◆ **WORK TO BE COMPLETED**
Only lines holding the string "More" are wanted; copy each one from the material.

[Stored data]

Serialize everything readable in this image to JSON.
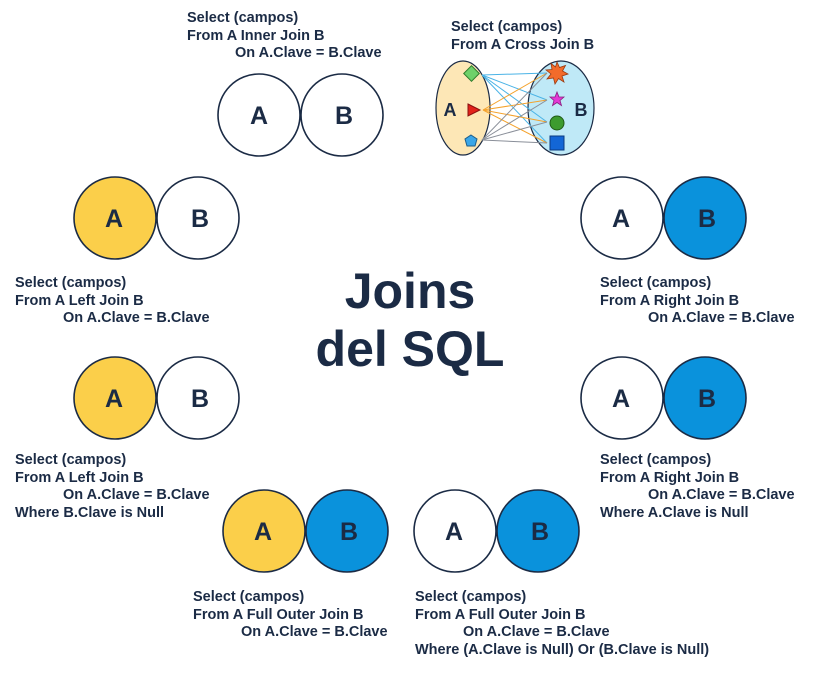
{
  "title": {
    "line1": "Joins",
    "line2": "del SQL"
  },
  "colors": {
    "a_fill": "#fbcf4a",
    "b_fill": "#0a92dc",
    "overlap": "#f4a22c",
    "outline": "#1b2b45",
    "cross_a_bg": "#fde7b6",
    "cross_b_bg": "#bfe9f7"
  },
  "labels": {
    "a": "A",
    "b": "B"
  },
  "joins": {
    "inner": {
      "lines": [
        "Select (campos)",
        "From A Inner Join B",
        "On A.Clave = B.Clave"
      ]
    },
    "cross": {
      "lines": [
        "Select (campos)",
        "From A Cross Join B"
      ]
    },
    "left": {
      "lines": [
        "Select (campos)",
        "From A Left Join B",
        "On A.Clave = B.Clave"
      ]
    },
    "right": {
      "lines": [
        "Select (campos)",
        "From A Right Join B",
        "On A.Clave = B.Clave"
      ]
    },
    "left_null": {
      "lines": [
        "Select (campos)",
        "From A Left Join B",
        "On A.Clave = B.Clave",
        "Where B.Clave is Null"
      ]
    },
    "right_null": {
      "lines": [
        "Select (campos)",
        "From A Right Join B",
        "On A.Clave = B.Clave",
        "Where A.Clave is Null"
      ]
    },
    "full": {
      "lines": [
        "Select (campos)",
        "From A Full Outer Join B",
        "On A.Clave = B.Clave"
      ]
    },
    "full_null": {
      "lines": [
        "Select (campos)",
        "From A Full Outer Join B",
        "On A.Clave = B.Clave",
        "Where (A.Clave is Null) Or (B.Clave is Null)"
      ]
    }
  }
}
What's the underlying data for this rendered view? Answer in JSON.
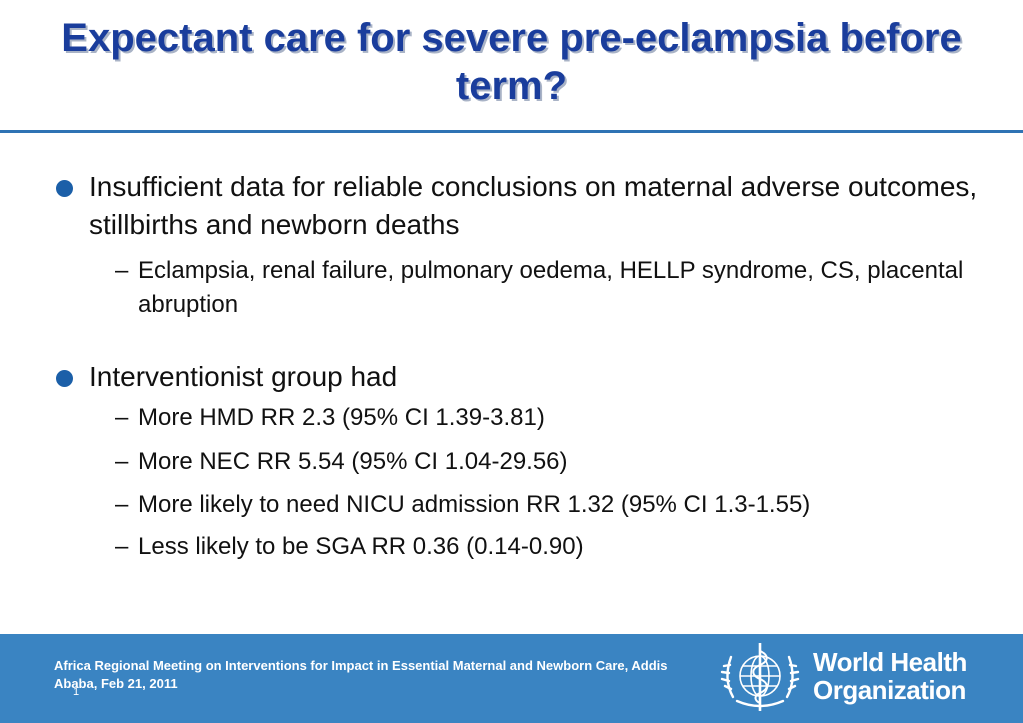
{
  "slide": {
    "title": "Expectant care for severe pre-eclampsia before term?",
    "bullets": [
      {
        "text": "Insufficient data for reliable conclusions on maternal adverse outcomes, stillbirths and newborn deaths",
        "subs": [
          "Eclampsia, renal failure, pulmonary oedema, HELLP syndrome, CS, placental abruption"
        ]
      },
      {
        "text": "Interventionist group had",
        "subs": [
          "More HMD RR 2.3 (95% CI 1.39-3.81)",
          "More NEC RR 5.54 (95% CI 1.04-29.56)",
          "More likely to need NICU admission RR 1.32 (95% CI 1.3-1.55)",
          "Less likely to be SGA RR 0.36 (0.14-0.90)"
        ]
      }
    ],
    "sub_marker": "–"
  },
  "footer": {
    "meeting": "Africa Regional Meeting on Interventions for Impact in Essential Maternal and Newborn Care, Addis Ababa, Feb 21, 2011",
    "page_number": "1",
    "logo_line1": "World Health",
    "logo_line2": "Organization"
  },
  "colors": {
    "title": "#1a3d9c",
    "rule": "#2f73b4",
    "bullet_dot": "#1b5fa8",
    "footer_bg": "#3a84c2"
  },
  "icons": {
    "bullet": "filled-circle",
    "logo": "who-emblem-icon"
  }
}
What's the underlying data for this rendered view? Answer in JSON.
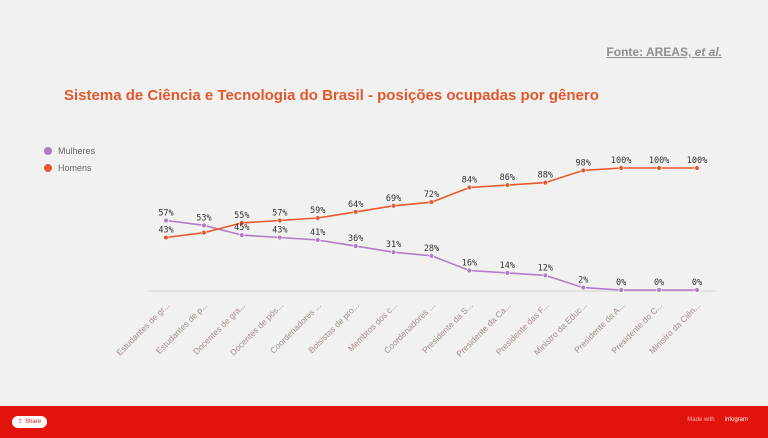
{
  "source": {
    "prefix": "Fonte: AREAS, ",
    "italic": "et al."
  },
  "chart_data": {
    "type": "line",
    "title": "Sistema de Ciência e Tecnologia do Brasil - posições ocupadas por gênero",
    "xlabel": "",
    "ylabel": "",
    "ylim": [
      0,
      100
    ],
    "grid": false,
    "legend_position": "top-left",
    "categories": [
      "Estudantes de gr...",
      "Estudantes de p...",
      "Docentes de gra...",
      "Docentes de pós...",
      "Coordenadores ...",
      "Bolsistas de pro...",
      "Membros dos c...",
      "Coordenadores ...",
      "Presidente da S...",
      "Presidente da Ca...",
      "Presidente das F...",
      "Ministro da Educ...",
      "Presidente da A...",
      "Presidente do C...",
      "Ministro da Ciên..."
    ],
    "series": [
      {
        "name": "Mulheres",
        "color": "#b07cc6",
        "values": [
          57,
          53,
          45,
          43,
          41,
          36,
          31,
          28,
          16,
          14,
          12,
          2,
          0,
          0,
          0
        ],
        "labels": [
          "57%",
          "53%",
          "45%",
          "43%",
          "41%",
          "36%",
          "31%",
          "28%",
          "16%",
          "14%",
          "12%",
          "2%",
          "0%",
          "0%",
          "0%"
        ]
      },
      {
        "name": "Homens",
        "color": "#e8582e",
        "values": [
          43,
          47,
          55,
          57,
          59,
          64,
          69,
          72,
          84,
          86,
          88,
          98,
          100,
          100,
          100
        ],
        "labels": [
          "43%",
          "",
          "55%",
          "57%",
          "59%",
          "64%",
          "69%",
          "72%",
          "84%",
          "86%",
          "88%",
          "98%",
          "100%",
          "100%",
          "100%"
        ]
      }
    ]
  },
  "footer": {
    "share": "Share",
    "powered": "Made with",
    "brand": "infogram"
  }
}
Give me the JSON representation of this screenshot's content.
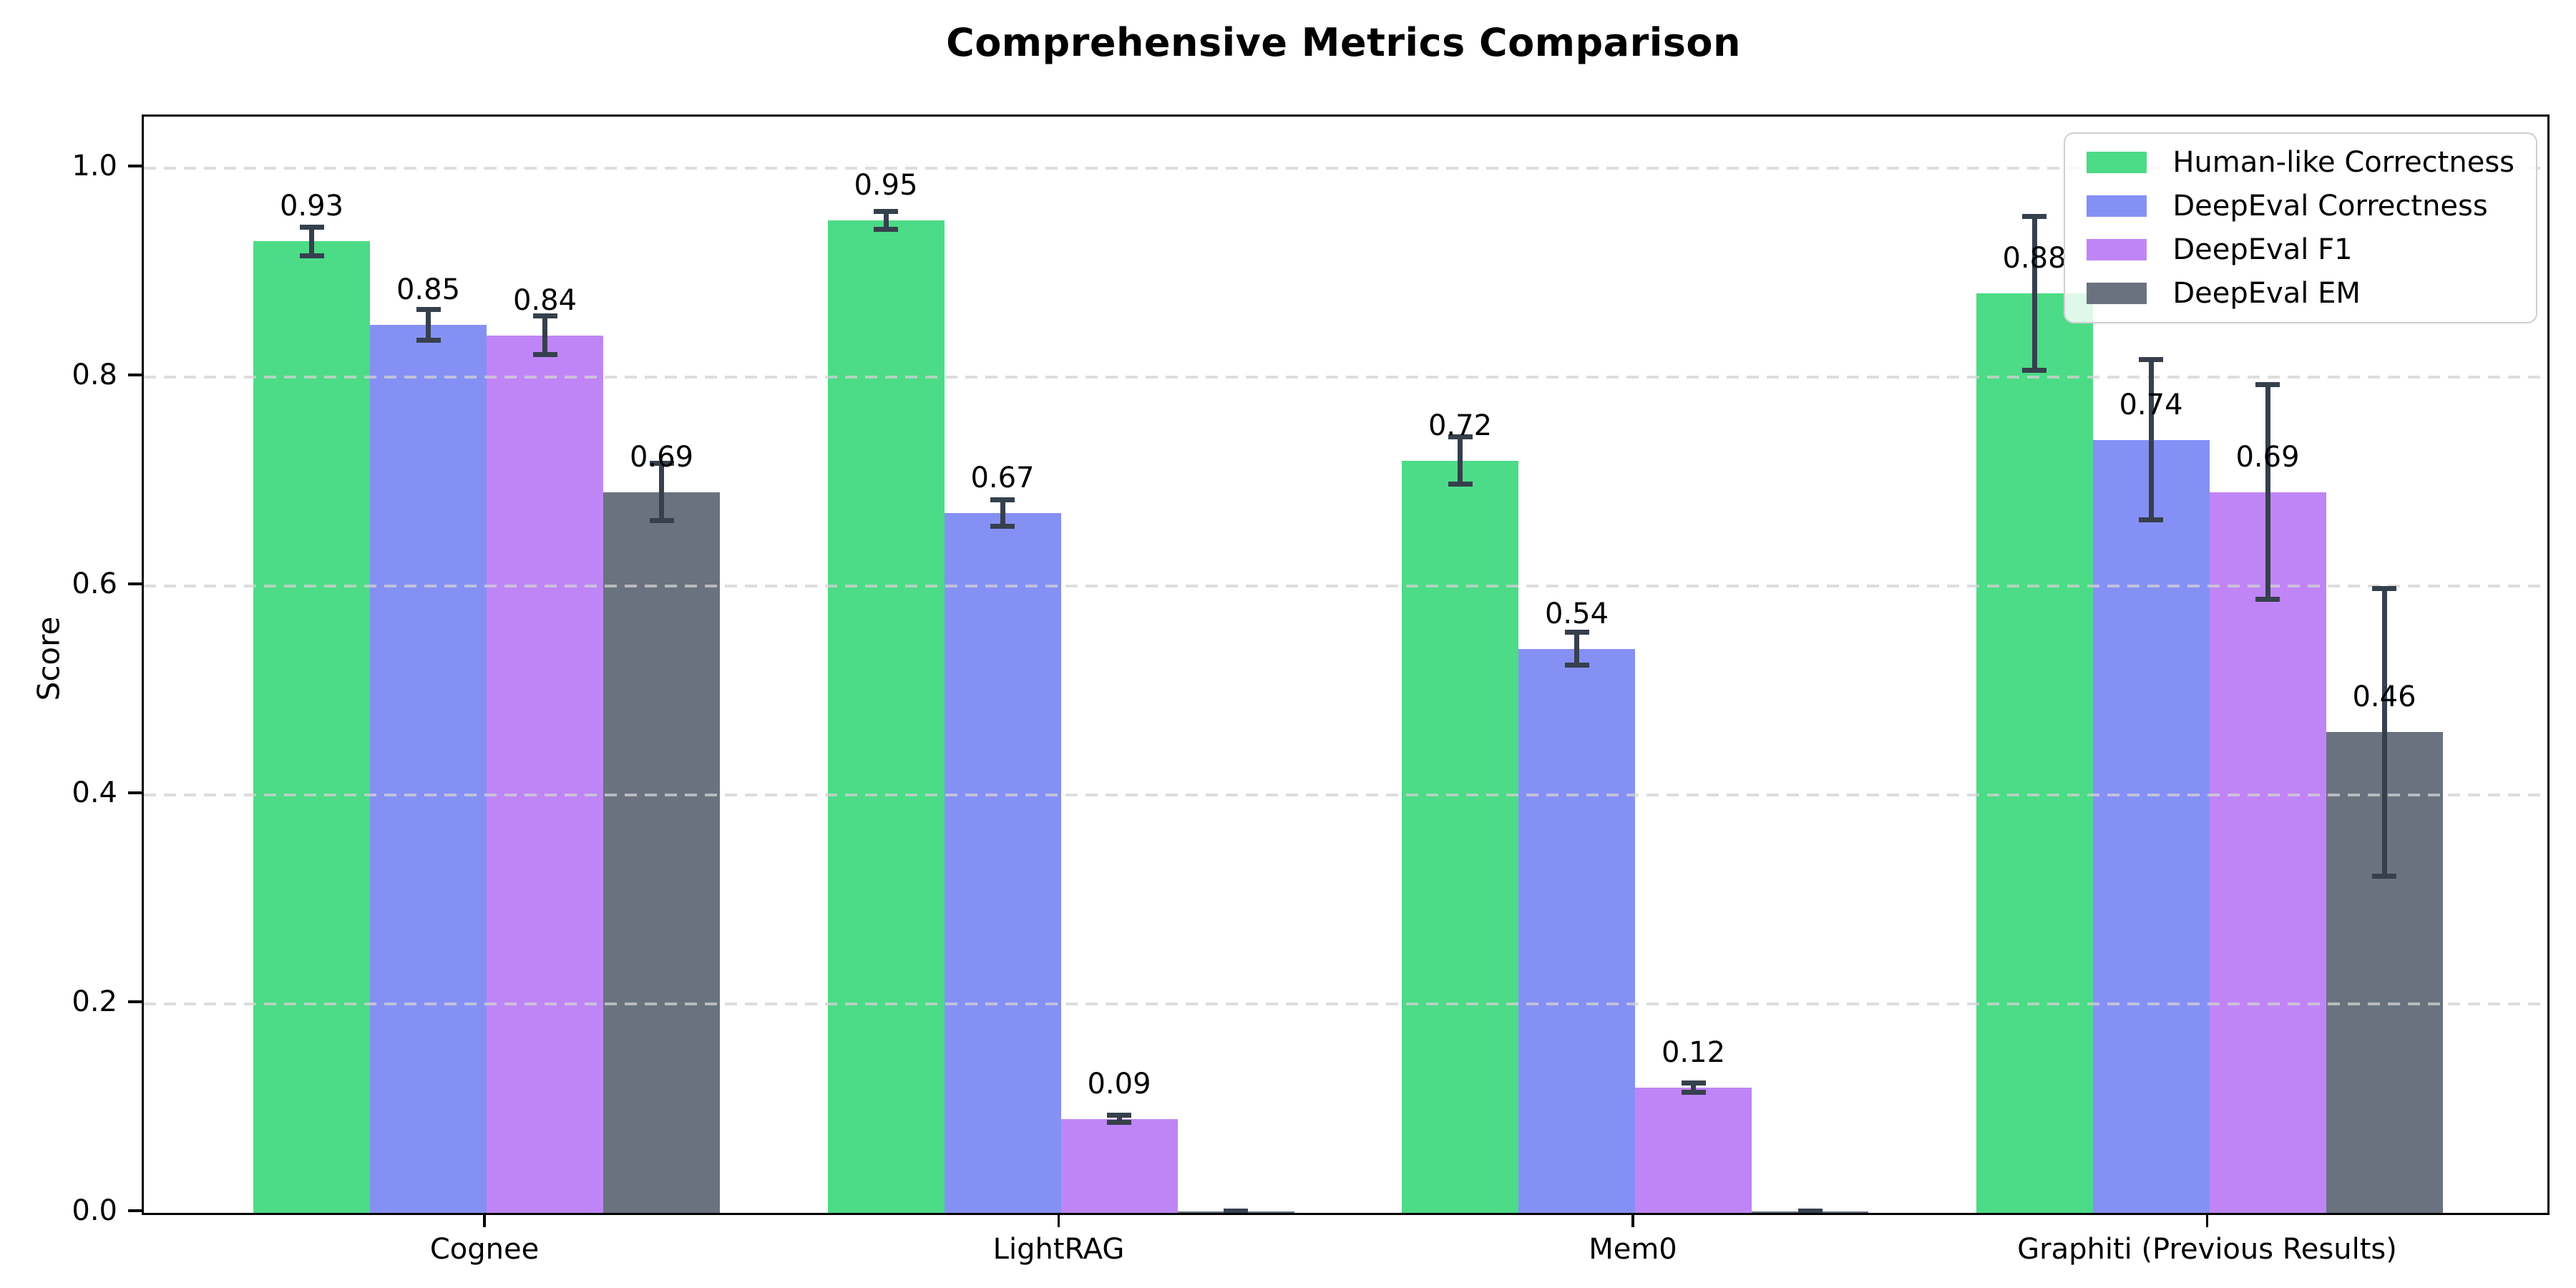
{
  "chart_data": {
    "type": "bar",
    "title": "Comprehensive Metrics Comparison",
    "xlabel": "",
    "ylabel": "Score",
    "ylim": [
      0,
      1.05
    ],
    "yticks": [
      0.0,
      0.2,
      0.4,
      0.6,
      0.8,
      1.0
    ],
    "ytick_labels": [
      "0.0",
      "0.2",
      "0.4",
      "0.6",
      "0.8",
      "1.0"
    ],
    "grid": "horizontal-dashed",
    "grid_color": "#d2d2d2",
    "legend_position": "upper-right",
    "error_bar_color": "#36404d",
    "categories": [
      "Cognee",
      "LightRAG",
      "Mem0",
      "Graphiti (Previous Results)"
    ],
    "series": [
      {
        "name": "Human-like Correctness",
        "color": "#4cdb86",
        "values": [
          0.93,
          0.95,
          0.72,
          0.88
        ],
        "errors": [
          0.016,
          0.011,
          0.025,
          0.076
        ],
        "labels": [
          "0.93",
          "0.95",
          "0.72",
          "0.88"
        ]
      },
      {
        "name": "DeepEval Correctness",
        "color": "#8590f5",
        "values": [
          0.85,
          0.67,
          0.54,
          0.74
        ],
        "errors": [
          0.017,
          0.015,
          0.018,
          0.079
        ],
        "labels": [
          "0.85",
          "0.67",
          "0.54",
          "0.74"
        ]
      },
      {
        "name": "DeepEval F1",
        "color": "#bf85f7",
        "values": [
          0.84,
          0.09,
          0.12,
          0.69
        ],
        "errors": [
          0.021,
          0.006,
          0.007,
          0.105
        ],
        "labels": [
          "0.84",
          "0.09",
          "0.12",
          "0.69"
        ]
      },
      {
        "name": "DeepEval EM",
        "color": "#6a7280",
        "values": [
          0.69,
          0.0,
          0.0,
          0.46
        ],
        "errors": [
          0.03,
          0.004,
          0.004,
          0.14
        ],
        "labels": [
          "0.69",
          "",
          "",
          "0.46"
        ]
      }
    ]
  }
}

◆ **TASK RESULT**
          "More HMD RR 2.3 (95% CI 1.39-3.81)",
          "More NEC RR 5.54 (95% CI 1.04-29.56)",
          "More likely to need NICU admission RR 1.32 (95% CI 1.3-1.55)",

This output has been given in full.